▸ **Exercise requirements**:
Wherever the string "this" appears, copy the whole line.

▸ **Provided information**:
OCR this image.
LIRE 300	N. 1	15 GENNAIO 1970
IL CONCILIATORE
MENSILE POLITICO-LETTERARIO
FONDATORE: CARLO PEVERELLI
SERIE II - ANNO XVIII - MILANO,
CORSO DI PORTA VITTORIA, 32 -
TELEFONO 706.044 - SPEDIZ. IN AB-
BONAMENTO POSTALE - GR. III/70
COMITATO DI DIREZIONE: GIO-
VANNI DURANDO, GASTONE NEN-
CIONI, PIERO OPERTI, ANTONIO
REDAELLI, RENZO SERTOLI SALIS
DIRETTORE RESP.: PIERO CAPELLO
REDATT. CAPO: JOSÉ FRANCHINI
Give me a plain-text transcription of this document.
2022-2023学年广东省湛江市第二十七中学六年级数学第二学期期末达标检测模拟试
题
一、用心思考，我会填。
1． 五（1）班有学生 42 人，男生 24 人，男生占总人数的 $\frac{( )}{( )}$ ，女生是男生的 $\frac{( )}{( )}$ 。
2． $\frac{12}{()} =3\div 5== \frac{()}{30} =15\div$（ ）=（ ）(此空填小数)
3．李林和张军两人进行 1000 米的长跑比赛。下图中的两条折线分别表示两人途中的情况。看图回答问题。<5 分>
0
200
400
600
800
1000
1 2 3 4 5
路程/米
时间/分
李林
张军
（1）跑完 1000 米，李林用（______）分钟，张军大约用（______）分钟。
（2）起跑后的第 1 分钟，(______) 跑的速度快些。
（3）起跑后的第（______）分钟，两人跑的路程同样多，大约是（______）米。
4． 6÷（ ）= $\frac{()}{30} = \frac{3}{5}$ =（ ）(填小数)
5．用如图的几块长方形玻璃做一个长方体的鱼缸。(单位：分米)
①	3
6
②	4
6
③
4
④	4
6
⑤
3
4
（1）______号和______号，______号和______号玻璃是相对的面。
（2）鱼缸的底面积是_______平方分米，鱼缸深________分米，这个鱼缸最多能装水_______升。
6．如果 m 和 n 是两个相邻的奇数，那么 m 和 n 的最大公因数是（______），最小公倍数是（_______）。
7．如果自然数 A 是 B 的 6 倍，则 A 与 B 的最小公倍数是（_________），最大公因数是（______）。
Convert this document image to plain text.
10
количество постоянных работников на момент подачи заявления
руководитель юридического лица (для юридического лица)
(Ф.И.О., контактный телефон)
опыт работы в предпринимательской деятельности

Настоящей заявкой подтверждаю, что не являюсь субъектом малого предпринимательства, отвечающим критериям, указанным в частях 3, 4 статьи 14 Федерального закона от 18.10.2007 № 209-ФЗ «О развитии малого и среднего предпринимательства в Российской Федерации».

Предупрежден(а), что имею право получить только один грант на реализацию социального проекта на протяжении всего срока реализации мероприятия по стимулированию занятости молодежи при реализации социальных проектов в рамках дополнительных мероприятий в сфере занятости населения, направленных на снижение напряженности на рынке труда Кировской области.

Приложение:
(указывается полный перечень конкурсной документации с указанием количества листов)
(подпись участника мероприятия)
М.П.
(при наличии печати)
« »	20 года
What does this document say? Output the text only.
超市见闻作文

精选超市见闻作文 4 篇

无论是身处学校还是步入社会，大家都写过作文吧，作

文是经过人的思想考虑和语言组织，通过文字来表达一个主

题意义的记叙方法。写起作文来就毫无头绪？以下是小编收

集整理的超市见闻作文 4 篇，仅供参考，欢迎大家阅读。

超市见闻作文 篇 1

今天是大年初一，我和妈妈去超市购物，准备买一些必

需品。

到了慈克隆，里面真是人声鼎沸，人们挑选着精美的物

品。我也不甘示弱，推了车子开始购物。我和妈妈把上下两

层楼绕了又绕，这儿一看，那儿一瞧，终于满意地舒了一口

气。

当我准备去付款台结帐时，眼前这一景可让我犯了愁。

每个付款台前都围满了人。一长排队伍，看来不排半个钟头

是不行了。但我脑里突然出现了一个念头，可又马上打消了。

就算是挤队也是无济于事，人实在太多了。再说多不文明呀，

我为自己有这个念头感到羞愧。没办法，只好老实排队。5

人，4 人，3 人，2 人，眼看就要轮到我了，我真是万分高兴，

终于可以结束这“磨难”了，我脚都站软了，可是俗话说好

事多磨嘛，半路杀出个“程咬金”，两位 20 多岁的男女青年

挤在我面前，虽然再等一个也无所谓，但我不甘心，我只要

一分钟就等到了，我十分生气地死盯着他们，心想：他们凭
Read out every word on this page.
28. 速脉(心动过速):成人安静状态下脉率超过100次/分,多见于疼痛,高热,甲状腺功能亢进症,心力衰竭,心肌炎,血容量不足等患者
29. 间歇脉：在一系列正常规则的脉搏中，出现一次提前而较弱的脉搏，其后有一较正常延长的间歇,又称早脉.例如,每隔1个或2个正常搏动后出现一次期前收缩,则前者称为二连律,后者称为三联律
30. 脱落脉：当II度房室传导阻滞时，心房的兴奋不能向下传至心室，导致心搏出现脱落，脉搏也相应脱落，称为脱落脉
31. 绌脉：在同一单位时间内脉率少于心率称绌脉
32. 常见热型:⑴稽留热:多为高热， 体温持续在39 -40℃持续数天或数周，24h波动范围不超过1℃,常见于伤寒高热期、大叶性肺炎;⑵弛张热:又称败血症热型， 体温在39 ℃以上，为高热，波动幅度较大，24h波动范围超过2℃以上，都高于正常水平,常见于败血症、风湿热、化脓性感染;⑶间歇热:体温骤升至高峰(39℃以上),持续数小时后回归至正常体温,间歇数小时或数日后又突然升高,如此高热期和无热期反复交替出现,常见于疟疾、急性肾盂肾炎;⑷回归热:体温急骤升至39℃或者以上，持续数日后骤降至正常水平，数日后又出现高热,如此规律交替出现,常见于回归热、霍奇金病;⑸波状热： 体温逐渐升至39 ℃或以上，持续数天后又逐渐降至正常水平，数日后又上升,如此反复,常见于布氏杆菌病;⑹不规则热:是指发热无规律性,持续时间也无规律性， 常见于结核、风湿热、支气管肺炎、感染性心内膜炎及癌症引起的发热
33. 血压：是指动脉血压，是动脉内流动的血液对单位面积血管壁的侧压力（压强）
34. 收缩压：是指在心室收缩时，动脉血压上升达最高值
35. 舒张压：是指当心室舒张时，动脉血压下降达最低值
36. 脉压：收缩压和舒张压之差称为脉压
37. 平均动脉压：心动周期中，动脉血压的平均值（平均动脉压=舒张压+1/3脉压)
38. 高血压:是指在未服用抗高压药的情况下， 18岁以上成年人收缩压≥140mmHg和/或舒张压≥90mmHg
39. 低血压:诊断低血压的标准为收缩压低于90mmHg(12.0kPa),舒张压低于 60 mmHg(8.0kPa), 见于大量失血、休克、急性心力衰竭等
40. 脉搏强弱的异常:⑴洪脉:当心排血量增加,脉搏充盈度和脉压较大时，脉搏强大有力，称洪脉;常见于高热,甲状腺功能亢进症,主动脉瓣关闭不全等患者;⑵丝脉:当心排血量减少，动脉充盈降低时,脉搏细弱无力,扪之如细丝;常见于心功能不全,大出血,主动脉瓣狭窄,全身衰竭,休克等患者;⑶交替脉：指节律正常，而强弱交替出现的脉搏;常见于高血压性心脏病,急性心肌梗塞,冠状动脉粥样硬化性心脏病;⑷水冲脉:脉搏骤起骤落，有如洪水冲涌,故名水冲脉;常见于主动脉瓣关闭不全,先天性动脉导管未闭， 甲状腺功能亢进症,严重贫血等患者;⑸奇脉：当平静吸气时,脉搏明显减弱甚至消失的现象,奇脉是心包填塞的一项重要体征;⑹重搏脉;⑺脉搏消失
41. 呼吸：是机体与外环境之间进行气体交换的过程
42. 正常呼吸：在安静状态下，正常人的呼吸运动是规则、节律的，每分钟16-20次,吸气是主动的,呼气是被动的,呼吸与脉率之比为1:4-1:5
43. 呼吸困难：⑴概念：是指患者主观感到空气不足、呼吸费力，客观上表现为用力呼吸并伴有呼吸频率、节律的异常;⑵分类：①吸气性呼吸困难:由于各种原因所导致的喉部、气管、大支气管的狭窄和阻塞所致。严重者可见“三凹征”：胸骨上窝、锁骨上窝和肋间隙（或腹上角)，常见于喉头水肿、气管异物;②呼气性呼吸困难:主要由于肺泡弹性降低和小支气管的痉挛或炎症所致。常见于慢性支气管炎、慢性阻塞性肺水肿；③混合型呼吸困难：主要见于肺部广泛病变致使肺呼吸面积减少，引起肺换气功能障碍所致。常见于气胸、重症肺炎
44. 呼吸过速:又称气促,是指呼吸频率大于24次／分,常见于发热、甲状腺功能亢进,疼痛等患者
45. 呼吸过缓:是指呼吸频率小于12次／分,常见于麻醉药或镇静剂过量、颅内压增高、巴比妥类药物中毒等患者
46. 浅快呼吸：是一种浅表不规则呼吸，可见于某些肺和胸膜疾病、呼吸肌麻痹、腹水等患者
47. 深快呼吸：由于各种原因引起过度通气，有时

▸ **Output**:
OCR this image.
Give me a plain-text transcription of this document.
Convert this document image to plain text.
What does this document say? Output the text only.
Read out every word on this page.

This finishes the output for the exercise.